From the entries below, gather each line containing the word "Result".

(Stored records)
[BEGIN]
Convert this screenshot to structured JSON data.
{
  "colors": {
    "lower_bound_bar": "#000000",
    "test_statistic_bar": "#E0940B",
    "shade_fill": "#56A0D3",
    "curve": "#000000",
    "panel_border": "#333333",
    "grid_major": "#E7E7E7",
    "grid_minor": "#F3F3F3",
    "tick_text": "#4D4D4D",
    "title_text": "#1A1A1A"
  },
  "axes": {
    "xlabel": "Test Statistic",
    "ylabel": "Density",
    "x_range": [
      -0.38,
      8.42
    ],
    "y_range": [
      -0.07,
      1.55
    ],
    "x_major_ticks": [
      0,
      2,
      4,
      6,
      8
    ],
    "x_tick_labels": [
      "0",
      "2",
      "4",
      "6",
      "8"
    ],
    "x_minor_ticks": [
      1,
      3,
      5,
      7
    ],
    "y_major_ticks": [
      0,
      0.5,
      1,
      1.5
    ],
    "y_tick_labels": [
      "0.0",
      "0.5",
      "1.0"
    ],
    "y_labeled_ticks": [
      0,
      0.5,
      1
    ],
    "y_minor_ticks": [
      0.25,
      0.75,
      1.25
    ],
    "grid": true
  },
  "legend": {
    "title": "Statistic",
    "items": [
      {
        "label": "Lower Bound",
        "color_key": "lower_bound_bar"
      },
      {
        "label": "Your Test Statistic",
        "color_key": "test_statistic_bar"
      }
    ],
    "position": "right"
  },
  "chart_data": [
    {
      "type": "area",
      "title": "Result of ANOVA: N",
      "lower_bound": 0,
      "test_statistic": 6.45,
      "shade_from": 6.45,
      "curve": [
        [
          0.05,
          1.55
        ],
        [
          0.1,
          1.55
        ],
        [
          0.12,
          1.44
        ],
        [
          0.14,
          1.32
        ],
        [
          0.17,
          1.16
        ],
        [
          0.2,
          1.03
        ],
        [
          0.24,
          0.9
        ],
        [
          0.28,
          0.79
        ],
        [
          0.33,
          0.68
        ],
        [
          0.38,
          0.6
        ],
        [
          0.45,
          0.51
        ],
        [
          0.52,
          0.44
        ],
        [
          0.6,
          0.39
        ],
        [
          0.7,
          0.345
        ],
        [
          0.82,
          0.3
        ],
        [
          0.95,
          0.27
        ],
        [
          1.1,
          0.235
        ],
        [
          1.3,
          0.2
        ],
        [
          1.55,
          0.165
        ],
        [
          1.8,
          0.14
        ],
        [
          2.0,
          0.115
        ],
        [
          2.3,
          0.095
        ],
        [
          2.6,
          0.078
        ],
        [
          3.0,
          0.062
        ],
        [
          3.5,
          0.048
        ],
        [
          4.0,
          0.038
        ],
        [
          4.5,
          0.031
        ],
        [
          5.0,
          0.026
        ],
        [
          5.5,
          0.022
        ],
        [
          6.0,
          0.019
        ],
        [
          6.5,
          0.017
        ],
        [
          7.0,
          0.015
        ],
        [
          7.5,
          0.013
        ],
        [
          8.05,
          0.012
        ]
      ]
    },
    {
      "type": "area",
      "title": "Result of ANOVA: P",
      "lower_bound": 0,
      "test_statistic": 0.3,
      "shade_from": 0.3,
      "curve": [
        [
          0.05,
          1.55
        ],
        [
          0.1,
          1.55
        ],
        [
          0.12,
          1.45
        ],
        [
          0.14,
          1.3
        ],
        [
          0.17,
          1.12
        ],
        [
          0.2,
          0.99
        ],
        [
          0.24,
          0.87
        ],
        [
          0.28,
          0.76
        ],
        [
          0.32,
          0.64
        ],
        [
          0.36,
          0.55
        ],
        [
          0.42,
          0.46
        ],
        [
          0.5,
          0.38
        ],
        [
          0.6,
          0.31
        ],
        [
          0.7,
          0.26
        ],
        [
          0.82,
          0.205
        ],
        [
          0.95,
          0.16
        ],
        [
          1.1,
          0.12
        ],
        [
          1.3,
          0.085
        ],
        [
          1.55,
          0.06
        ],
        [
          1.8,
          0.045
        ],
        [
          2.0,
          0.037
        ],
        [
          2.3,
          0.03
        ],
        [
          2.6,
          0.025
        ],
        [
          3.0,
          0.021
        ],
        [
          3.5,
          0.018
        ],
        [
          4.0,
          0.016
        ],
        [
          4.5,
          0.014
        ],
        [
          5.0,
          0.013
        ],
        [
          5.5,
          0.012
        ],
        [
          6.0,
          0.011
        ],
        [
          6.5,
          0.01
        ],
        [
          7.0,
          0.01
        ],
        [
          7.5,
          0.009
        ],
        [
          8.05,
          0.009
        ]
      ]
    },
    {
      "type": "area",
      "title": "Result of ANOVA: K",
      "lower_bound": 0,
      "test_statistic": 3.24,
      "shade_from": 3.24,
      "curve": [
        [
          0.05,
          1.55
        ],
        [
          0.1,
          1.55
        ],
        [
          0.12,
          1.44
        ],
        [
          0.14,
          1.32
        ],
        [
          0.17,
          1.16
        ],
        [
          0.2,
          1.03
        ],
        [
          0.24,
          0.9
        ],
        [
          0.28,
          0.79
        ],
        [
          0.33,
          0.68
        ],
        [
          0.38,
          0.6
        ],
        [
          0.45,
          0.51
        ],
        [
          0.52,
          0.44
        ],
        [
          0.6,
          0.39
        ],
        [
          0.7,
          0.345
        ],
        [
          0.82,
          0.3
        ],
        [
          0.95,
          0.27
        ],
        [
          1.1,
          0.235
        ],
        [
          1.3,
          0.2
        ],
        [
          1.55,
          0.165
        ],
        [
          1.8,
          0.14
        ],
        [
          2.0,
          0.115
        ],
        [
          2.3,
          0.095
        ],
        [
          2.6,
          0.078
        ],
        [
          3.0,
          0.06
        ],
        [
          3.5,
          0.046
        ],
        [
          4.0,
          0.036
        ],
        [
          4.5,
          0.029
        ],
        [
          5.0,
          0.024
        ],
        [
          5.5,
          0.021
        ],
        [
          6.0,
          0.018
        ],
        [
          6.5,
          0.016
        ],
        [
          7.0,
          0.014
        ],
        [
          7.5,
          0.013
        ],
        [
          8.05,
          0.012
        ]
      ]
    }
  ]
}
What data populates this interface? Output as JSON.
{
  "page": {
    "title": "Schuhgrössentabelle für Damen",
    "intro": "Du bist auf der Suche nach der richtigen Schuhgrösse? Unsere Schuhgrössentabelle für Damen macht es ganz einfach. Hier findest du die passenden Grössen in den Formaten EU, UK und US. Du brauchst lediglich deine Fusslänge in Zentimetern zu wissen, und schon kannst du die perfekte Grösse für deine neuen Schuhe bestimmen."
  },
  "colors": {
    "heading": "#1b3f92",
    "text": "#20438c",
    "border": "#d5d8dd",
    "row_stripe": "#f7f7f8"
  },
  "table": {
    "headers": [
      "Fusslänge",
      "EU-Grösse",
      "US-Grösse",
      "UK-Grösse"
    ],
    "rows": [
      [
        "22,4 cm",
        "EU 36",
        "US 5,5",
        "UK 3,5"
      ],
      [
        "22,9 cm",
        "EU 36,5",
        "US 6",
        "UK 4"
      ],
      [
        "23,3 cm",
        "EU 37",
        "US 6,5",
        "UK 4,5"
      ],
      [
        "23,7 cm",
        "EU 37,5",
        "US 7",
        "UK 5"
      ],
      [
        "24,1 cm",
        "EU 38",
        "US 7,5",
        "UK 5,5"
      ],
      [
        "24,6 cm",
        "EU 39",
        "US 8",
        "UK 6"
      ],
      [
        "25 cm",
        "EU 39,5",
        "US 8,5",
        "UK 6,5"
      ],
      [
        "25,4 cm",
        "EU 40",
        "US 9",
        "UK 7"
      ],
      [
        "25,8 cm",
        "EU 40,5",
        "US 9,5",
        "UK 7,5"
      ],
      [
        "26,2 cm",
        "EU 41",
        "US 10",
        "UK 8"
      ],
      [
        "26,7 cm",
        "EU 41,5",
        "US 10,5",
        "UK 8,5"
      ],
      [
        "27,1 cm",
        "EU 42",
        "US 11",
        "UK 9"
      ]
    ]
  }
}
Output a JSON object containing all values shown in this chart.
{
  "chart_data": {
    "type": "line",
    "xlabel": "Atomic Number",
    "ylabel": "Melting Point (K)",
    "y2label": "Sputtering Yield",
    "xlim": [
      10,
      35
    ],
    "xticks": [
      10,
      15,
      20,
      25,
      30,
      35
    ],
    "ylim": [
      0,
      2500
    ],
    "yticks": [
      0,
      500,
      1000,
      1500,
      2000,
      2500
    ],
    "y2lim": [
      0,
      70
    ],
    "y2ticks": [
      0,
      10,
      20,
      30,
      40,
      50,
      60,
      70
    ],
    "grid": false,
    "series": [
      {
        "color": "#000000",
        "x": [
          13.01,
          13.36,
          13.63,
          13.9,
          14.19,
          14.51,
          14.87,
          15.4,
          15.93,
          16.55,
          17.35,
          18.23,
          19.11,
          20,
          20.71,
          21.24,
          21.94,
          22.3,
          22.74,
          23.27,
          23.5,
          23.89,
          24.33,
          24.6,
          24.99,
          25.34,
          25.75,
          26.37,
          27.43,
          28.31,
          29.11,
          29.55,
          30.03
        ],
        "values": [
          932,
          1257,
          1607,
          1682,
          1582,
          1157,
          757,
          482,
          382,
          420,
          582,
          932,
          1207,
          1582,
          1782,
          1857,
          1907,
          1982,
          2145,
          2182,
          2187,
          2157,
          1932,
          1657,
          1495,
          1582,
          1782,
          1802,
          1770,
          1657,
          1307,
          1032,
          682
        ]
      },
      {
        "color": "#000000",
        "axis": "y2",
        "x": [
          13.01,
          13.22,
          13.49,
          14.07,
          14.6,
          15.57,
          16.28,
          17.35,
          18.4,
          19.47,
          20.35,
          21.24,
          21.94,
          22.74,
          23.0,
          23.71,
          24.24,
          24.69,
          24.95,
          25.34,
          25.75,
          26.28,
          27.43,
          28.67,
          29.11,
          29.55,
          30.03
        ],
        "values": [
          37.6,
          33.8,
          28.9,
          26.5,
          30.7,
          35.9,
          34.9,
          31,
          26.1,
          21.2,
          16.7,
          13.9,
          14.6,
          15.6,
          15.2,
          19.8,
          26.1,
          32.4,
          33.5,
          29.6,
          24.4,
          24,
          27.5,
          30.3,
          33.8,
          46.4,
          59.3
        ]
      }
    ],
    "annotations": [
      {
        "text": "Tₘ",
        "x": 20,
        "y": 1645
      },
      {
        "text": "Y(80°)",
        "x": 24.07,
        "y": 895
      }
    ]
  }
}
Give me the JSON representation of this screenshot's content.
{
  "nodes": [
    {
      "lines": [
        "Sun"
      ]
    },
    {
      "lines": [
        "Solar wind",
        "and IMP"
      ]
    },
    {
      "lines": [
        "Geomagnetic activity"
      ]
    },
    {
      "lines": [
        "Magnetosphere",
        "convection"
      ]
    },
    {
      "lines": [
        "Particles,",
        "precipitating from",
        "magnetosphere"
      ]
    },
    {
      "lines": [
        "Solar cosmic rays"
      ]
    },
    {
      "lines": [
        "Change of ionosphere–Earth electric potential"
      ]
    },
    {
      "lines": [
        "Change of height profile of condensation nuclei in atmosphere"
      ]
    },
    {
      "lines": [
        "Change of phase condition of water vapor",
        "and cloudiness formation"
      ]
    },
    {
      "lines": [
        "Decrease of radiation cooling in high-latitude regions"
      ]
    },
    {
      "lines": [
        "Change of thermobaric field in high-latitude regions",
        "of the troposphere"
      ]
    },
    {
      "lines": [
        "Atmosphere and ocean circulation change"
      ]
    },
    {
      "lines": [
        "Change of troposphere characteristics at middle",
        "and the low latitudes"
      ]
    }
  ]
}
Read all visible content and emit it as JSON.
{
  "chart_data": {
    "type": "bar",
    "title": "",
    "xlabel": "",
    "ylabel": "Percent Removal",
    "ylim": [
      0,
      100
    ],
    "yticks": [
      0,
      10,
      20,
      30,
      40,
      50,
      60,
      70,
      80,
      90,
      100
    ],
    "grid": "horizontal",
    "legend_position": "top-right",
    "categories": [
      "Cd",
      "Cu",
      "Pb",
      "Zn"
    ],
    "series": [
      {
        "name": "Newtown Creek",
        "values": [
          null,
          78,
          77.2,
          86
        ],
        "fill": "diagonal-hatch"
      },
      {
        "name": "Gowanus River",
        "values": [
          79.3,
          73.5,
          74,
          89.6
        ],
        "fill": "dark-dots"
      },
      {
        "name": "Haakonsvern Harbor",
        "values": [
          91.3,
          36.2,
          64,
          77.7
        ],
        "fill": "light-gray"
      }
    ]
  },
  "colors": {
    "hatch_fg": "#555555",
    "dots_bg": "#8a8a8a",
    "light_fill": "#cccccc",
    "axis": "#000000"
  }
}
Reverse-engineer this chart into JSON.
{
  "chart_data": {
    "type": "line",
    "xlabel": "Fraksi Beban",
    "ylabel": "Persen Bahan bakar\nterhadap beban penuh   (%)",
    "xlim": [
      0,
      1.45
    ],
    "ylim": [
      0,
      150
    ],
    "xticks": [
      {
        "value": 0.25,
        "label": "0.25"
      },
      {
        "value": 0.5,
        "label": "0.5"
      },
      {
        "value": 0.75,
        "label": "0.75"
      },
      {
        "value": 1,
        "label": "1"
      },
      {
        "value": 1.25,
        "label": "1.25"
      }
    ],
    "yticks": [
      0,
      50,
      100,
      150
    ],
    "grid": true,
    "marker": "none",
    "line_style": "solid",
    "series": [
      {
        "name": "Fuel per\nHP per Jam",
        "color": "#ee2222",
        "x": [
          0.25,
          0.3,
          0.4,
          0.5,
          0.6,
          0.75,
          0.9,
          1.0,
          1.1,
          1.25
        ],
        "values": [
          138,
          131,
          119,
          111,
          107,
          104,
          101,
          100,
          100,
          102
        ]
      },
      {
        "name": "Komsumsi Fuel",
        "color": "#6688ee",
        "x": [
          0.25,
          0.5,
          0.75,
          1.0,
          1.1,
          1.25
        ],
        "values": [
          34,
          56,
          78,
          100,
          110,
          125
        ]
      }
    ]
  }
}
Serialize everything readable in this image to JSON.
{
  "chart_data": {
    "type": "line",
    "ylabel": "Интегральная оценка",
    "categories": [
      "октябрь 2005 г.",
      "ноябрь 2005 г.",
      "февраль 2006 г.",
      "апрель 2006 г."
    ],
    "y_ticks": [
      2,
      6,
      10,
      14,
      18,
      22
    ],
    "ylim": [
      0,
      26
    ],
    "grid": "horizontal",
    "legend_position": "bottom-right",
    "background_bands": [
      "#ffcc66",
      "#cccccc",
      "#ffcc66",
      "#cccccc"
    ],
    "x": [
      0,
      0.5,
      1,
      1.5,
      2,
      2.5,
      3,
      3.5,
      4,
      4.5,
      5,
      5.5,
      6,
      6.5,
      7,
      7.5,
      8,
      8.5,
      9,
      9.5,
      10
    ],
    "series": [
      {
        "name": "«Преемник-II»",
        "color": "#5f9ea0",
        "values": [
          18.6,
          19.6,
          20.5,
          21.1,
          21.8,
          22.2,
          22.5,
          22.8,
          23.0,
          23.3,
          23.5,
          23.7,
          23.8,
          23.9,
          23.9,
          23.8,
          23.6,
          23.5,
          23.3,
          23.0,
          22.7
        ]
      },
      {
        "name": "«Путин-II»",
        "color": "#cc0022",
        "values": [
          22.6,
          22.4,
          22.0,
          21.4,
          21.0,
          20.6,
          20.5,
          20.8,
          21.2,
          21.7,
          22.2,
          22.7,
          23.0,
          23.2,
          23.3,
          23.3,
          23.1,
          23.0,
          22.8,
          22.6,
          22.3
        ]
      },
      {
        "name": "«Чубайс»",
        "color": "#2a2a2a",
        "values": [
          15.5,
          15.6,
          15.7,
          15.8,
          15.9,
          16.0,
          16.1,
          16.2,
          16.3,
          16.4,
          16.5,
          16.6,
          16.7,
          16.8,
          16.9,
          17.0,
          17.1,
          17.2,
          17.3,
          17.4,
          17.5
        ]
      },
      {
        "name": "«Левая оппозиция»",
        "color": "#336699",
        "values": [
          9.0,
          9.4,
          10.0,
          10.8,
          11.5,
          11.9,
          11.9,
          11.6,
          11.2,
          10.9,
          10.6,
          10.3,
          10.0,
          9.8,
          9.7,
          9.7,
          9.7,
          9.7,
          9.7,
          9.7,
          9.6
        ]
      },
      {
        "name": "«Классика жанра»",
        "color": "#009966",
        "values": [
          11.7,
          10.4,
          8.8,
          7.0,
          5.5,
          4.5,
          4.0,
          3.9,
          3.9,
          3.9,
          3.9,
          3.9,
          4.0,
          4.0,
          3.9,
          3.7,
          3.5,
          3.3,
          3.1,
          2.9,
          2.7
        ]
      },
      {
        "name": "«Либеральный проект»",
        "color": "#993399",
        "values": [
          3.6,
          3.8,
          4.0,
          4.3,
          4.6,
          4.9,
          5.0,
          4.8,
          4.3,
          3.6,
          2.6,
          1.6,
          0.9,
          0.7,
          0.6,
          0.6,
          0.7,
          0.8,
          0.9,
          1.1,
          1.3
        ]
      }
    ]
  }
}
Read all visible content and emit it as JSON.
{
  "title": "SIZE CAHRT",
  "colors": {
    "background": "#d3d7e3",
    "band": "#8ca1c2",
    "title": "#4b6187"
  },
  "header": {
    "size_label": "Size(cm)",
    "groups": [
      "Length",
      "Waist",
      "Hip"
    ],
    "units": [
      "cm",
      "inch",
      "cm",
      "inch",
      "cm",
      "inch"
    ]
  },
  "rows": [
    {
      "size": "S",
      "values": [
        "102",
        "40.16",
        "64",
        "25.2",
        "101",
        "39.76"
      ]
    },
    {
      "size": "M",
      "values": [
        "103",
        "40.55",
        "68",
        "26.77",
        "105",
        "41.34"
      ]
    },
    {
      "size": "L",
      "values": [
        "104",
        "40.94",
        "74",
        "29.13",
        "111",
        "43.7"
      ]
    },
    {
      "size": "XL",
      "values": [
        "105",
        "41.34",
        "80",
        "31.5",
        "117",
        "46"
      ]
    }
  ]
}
[END]
> [Output of the exercise]:
      "title": "Result of ANOVA: N",
      "title": "Result of ANOVA: P",
      "title": "Result of ANOVA: K",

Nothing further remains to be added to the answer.